- Work to complete -
Among the lines below, how many carry the string "subscript"? Reply with a number and nothing else.

- Data lines -
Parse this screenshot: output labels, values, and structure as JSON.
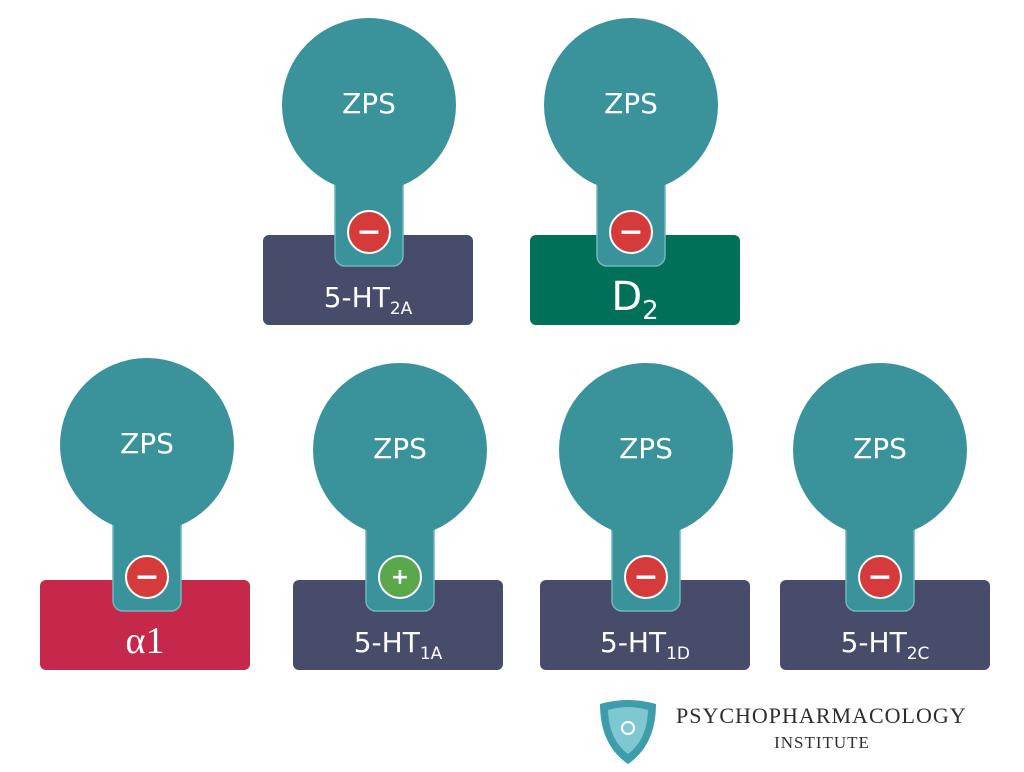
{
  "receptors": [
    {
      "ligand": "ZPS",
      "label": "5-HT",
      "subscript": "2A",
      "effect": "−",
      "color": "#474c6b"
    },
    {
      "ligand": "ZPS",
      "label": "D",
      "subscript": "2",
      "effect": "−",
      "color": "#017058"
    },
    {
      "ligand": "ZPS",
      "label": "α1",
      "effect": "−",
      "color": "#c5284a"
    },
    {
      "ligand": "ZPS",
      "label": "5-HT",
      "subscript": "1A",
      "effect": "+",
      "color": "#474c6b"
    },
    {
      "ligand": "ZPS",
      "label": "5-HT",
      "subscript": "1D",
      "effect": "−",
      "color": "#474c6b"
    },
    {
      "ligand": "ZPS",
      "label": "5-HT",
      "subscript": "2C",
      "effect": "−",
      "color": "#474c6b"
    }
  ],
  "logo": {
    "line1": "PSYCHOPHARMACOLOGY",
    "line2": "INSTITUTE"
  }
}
* * *
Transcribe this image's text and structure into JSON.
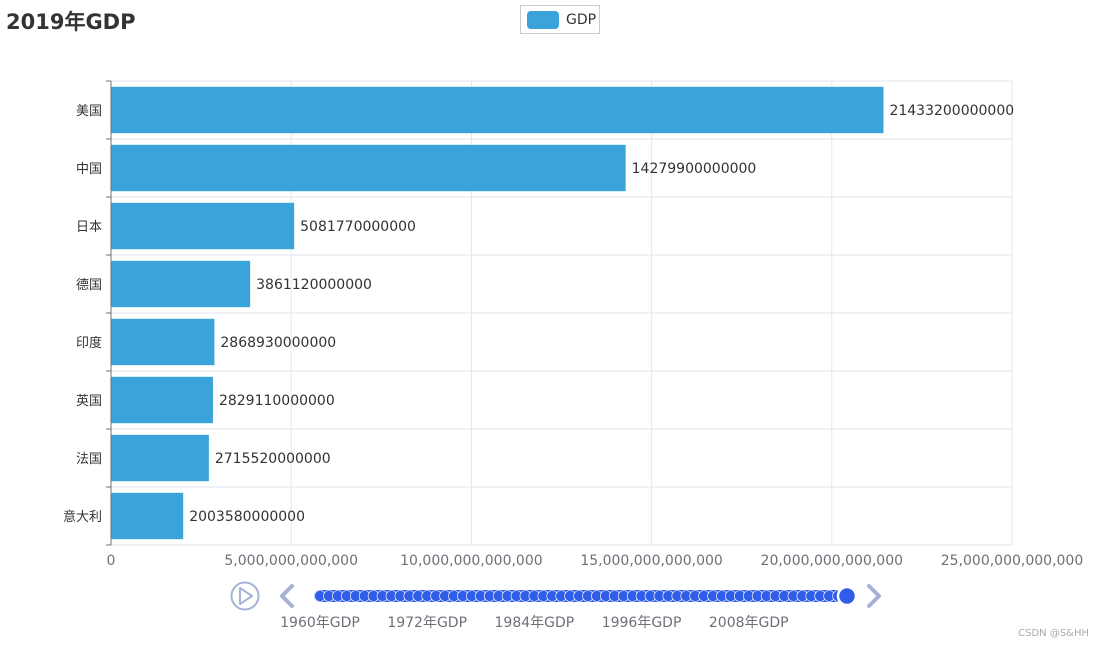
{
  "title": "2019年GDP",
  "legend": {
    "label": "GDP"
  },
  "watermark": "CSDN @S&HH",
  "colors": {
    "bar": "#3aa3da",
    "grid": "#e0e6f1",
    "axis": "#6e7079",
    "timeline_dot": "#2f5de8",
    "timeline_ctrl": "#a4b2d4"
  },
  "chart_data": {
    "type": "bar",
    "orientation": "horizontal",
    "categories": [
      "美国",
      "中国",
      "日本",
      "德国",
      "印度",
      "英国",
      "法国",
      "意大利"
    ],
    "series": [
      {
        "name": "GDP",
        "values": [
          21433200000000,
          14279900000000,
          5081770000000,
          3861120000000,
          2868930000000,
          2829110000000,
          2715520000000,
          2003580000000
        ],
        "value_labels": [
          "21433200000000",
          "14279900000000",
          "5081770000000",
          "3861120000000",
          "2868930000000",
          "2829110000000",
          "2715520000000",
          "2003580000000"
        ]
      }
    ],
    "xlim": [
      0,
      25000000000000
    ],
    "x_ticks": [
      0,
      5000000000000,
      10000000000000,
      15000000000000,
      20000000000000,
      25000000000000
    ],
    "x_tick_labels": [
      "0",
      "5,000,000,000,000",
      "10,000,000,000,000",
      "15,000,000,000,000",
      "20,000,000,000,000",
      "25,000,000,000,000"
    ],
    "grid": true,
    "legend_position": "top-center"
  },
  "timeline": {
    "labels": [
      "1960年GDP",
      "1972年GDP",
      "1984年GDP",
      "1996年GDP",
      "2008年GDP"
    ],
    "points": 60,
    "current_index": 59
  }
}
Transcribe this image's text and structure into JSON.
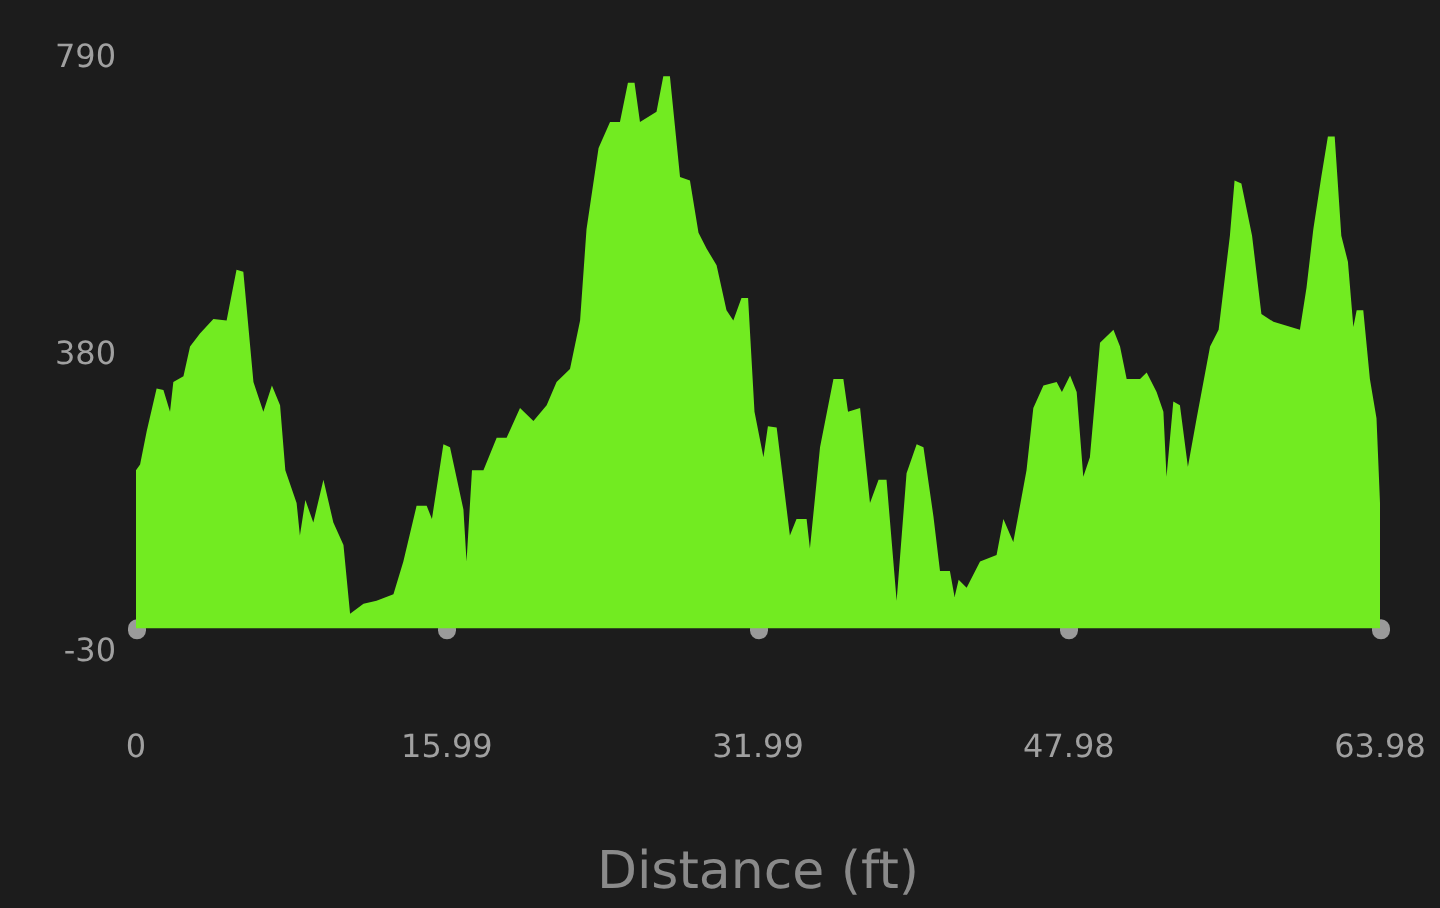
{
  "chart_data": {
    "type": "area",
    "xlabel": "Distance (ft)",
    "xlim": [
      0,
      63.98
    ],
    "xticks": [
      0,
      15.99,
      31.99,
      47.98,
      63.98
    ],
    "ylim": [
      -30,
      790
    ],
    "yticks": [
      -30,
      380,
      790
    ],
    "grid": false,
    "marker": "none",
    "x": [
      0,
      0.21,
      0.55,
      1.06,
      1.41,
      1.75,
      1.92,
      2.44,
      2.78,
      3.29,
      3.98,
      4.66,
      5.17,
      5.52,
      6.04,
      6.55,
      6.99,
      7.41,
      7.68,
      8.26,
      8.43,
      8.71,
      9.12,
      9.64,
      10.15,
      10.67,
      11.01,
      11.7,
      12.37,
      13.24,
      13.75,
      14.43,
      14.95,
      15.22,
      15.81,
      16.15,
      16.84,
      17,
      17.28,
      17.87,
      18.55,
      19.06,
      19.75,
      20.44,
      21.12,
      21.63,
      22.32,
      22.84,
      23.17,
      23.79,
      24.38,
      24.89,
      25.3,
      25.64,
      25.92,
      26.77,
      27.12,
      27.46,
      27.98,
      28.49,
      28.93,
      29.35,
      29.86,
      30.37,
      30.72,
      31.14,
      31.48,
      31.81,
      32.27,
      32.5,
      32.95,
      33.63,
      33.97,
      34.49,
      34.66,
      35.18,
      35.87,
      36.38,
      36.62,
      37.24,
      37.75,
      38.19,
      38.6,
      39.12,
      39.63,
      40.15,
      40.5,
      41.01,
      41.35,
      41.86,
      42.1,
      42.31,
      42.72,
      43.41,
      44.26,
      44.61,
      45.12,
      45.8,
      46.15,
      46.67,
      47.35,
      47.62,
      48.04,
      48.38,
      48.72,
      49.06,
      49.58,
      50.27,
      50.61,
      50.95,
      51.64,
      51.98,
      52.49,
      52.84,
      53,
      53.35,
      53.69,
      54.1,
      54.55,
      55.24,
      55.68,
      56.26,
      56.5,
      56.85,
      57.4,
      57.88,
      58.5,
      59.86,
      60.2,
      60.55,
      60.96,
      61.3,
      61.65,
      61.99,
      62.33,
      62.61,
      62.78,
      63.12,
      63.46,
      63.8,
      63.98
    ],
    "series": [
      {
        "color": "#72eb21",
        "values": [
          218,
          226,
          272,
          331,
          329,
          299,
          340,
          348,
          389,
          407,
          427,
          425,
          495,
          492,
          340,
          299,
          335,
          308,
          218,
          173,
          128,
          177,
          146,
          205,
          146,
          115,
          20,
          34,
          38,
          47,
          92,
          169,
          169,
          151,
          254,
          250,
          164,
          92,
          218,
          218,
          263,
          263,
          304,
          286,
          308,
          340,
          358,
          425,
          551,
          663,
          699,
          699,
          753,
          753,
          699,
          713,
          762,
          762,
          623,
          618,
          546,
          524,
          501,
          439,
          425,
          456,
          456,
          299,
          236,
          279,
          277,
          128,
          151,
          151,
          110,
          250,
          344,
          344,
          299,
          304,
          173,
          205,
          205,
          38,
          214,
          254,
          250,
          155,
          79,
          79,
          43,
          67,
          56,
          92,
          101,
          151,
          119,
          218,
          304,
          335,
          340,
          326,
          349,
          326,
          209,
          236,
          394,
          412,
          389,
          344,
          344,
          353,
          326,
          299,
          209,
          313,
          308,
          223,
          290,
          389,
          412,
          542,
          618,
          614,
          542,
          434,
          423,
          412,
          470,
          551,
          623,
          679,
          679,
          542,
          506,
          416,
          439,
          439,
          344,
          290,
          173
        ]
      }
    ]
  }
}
==
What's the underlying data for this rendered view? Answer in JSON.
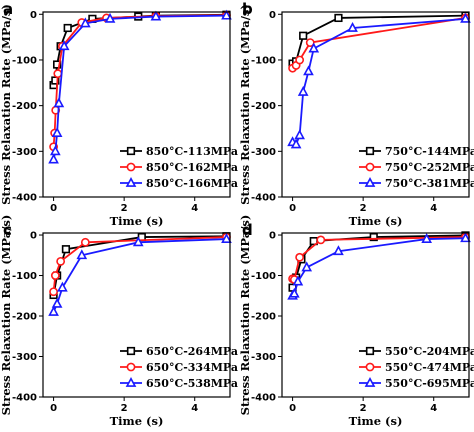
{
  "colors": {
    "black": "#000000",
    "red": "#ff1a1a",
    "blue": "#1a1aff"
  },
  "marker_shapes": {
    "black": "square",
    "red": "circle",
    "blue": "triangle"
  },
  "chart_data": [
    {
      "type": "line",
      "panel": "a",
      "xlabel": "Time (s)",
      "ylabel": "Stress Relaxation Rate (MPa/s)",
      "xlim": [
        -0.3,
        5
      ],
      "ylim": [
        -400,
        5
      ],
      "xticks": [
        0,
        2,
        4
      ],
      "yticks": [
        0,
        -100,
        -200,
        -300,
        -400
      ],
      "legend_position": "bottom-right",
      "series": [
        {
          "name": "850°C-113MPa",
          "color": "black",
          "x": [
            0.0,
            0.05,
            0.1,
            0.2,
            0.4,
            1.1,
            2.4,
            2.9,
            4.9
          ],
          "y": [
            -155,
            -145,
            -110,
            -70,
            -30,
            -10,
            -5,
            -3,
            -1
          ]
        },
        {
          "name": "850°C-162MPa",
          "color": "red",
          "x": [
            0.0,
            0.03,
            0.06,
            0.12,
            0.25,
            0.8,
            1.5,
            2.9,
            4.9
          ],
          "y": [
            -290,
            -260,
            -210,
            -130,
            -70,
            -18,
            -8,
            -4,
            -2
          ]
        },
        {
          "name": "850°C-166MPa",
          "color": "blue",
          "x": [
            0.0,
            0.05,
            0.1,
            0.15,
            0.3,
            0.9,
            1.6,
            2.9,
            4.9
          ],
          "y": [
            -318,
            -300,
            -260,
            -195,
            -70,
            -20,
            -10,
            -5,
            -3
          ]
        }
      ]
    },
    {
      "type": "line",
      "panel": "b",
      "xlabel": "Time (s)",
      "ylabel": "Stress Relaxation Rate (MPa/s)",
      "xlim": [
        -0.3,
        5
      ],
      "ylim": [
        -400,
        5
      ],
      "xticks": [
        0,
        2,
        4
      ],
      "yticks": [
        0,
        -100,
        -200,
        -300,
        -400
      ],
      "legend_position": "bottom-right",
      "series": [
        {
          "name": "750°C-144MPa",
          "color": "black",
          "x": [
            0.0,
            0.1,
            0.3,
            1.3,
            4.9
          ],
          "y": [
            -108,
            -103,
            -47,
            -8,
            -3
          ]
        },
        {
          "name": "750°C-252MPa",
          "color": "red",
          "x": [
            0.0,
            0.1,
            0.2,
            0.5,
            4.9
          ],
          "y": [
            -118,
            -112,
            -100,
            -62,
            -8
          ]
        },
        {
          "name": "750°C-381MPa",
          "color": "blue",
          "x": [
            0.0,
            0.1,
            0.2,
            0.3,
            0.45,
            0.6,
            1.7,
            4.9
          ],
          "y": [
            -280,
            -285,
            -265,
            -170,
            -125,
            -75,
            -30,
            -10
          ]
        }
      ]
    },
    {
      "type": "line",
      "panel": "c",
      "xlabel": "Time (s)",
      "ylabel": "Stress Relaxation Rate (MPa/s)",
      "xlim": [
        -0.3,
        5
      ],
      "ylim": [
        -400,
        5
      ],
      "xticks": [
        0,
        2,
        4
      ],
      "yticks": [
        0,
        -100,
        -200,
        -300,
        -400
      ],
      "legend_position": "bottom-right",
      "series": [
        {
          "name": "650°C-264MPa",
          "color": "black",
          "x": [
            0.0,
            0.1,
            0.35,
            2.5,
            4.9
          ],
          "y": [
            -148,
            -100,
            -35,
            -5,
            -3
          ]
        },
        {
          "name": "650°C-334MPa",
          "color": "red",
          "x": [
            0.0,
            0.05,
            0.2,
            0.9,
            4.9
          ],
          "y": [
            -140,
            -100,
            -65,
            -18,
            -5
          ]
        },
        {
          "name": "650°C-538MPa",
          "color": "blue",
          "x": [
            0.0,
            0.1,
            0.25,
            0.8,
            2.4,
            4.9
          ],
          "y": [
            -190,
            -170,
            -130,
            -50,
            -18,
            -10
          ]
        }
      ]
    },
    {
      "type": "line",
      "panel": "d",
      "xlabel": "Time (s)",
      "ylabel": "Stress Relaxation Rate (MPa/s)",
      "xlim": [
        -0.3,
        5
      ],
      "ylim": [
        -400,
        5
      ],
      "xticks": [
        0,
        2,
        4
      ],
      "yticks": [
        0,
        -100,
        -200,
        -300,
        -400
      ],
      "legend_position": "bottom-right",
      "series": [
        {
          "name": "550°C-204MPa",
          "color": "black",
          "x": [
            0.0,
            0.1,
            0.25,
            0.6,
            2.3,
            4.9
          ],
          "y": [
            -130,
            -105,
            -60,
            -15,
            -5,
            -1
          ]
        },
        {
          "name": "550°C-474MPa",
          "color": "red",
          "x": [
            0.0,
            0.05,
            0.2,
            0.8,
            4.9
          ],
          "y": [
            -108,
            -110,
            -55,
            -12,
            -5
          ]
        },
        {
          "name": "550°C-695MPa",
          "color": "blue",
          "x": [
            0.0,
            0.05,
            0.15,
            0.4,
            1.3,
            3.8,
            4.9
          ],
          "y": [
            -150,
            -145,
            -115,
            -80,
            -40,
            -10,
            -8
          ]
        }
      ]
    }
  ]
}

- Completed exercise -
5